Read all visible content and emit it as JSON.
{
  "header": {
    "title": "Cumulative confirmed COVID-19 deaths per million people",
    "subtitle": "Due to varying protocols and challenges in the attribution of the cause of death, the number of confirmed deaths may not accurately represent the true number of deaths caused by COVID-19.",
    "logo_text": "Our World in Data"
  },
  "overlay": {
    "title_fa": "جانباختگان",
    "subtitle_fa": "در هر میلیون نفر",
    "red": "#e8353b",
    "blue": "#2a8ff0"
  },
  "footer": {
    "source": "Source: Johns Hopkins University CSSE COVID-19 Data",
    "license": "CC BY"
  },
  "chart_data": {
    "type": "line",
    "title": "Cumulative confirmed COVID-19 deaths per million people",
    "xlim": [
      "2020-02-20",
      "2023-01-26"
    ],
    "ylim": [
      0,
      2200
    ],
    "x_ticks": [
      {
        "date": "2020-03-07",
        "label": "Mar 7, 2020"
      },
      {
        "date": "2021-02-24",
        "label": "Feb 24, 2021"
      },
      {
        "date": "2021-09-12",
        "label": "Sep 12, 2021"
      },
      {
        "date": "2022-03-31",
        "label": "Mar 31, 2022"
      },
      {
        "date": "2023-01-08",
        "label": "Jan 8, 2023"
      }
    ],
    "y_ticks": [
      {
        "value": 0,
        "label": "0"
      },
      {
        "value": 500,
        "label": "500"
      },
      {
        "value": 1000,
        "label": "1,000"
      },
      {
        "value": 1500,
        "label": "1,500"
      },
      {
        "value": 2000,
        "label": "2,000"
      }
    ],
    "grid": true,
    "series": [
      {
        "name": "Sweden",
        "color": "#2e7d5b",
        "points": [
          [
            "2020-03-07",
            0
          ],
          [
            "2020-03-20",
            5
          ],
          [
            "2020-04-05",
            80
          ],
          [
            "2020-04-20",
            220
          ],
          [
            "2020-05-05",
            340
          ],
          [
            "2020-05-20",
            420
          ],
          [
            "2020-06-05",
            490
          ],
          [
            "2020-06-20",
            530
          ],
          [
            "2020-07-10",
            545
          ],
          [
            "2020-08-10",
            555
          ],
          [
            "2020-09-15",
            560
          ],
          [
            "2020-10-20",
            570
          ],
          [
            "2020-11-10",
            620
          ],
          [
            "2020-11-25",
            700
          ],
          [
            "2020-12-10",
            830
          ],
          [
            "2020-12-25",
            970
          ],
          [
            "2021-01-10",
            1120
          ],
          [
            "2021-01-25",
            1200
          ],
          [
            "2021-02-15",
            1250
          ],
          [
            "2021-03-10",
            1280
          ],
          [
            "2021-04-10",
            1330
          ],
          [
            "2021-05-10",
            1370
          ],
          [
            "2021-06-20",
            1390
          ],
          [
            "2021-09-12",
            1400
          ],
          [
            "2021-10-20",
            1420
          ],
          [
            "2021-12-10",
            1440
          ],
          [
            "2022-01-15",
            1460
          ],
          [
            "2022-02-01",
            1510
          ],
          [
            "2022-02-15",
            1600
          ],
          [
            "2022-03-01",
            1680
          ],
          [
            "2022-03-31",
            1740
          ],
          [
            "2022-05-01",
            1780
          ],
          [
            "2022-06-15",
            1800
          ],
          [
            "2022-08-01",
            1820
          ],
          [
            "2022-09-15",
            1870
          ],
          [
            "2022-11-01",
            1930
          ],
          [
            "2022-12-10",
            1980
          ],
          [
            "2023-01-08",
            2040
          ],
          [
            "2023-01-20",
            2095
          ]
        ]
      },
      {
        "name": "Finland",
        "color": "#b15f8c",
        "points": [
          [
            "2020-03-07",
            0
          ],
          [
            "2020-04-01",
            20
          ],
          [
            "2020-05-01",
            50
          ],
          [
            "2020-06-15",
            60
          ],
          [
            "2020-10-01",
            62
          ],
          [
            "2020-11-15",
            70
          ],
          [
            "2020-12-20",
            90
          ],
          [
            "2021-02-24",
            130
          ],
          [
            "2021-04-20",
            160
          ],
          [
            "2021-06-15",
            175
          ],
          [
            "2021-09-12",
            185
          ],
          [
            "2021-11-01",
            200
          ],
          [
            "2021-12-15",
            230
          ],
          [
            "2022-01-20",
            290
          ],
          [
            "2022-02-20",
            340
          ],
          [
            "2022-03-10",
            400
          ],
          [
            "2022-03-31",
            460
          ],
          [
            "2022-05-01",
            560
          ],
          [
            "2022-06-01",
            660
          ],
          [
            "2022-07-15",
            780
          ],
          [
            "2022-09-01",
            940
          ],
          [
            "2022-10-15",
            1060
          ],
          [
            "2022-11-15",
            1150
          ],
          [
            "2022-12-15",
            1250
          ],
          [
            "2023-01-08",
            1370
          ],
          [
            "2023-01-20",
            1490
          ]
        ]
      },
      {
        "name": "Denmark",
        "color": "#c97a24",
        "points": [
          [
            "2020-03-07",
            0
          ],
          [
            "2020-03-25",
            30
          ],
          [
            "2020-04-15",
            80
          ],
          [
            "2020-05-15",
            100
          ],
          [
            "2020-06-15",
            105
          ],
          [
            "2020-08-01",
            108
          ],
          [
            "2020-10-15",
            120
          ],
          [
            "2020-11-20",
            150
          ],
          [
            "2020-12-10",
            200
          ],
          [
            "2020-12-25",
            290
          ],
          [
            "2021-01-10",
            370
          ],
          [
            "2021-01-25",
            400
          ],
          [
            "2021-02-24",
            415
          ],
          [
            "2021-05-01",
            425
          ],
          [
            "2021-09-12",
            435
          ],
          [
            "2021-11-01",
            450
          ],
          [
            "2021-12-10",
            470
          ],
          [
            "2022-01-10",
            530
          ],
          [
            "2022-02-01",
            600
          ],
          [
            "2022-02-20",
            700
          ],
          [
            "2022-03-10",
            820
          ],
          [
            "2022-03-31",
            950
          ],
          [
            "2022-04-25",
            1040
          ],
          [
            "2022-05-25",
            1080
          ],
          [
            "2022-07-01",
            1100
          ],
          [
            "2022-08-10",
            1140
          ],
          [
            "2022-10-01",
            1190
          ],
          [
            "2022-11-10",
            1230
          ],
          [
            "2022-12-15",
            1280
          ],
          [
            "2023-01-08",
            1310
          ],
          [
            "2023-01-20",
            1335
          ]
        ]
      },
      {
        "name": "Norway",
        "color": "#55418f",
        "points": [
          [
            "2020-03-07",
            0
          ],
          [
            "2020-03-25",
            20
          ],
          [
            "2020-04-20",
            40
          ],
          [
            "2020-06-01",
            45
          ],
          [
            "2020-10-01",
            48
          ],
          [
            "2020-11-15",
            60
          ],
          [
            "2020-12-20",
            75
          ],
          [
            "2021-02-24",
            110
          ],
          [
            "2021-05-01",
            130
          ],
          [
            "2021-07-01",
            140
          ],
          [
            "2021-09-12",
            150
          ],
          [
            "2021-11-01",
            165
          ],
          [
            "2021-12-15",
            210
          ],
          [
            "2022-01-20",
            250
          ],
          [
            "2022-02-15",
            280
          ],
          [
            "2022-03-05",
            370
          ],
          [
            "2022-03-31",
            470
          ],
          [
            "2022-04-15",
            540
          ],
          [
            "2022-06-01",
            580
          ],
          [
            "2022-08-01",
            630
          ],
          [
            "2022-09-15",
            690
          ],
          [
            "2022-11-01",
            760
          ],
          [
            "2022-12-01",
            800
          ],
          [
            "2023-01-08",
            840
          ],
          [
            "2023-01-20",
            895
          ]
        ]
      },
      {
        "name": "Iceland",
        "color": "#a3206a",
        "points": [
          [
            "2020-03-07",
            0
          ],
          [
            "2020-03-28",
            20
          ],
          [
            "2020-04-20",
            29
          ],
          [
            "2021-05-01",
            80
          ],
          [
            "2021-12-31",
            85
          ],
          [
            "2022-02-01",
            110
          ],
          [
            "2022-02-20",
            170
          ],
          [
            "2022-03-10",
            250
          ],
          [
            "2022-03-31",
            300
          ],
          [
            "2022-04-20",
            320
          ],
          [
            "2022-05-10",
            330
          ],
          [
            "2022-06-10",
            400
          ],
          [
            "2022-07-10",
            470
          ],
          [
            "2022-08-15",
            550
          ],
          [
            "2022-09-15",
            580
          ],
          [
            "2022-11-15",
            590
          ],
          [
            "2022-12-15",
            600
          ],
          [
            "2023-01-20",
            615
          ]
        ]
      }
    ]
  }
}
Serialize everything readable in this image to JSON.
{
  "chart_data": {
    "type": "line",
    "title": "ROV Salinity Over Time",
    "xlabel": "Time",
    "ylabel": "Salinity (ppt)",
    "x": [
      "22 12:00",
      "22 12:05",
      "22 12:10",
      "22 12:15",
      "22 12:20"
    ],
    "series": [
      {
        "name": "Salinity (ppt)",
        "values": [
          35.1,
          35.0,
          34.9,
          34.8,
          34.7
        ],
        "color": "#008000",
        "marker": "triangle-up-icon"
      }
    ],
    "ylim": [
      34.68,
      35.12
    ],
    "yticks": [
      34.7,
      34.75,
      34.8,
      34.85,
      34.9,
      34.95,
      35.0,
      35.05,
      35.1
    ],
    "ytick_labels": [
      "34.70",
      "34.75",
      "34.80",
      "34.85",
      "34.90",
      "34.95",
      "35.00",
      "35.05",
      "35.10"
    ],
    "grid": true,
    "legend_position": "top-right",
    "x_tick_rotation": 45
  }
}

───

→ Given problem: Reproduce precisely the span of lines that begins at the line containing "Serialize everything readable" and ends with the last line of the listing.

→ Task response:
Serialize everything readable in this image to JSON.
{
  "chart_data": {
    "type": "line",
    "title": "ROV Salinity Over Time",
    "xlabel": "Time",
    "ylabel": "Salinity (ppt)",
    "x": [
      "22 12:00",
      "22 12:05",
      "22 12:10",
      "22 12:15",
      "22 12:20"
    ],
    "series": [
      {
        "name": "Salinity (ppt)",
        "values": [
          35.1,
          35.0,
          34.9,
          34.8,
          34.7
        ],
        "color": "#008000",
        "marker": "triangle-up-icon"
      }
    ],
    "ylim": [
      34.68,
      35.12
    ],
    "yticks": [
      34.7,
      34.75,
      34.8,
      34.85,
      34.9,
      34.95,
      35.0,
      35.05,
      35.1
    ],
    "ytick_labels": [
      "34.70",
      "34.75",
      "34.80",
      "34.85",
      "34.90",
      "34.95",
      "35.00",
      "35.05",
      "35.10"
    ],
    "grid": true,
    "legend_position": "top-right",
    "x_tick_rotation": 45
  }
}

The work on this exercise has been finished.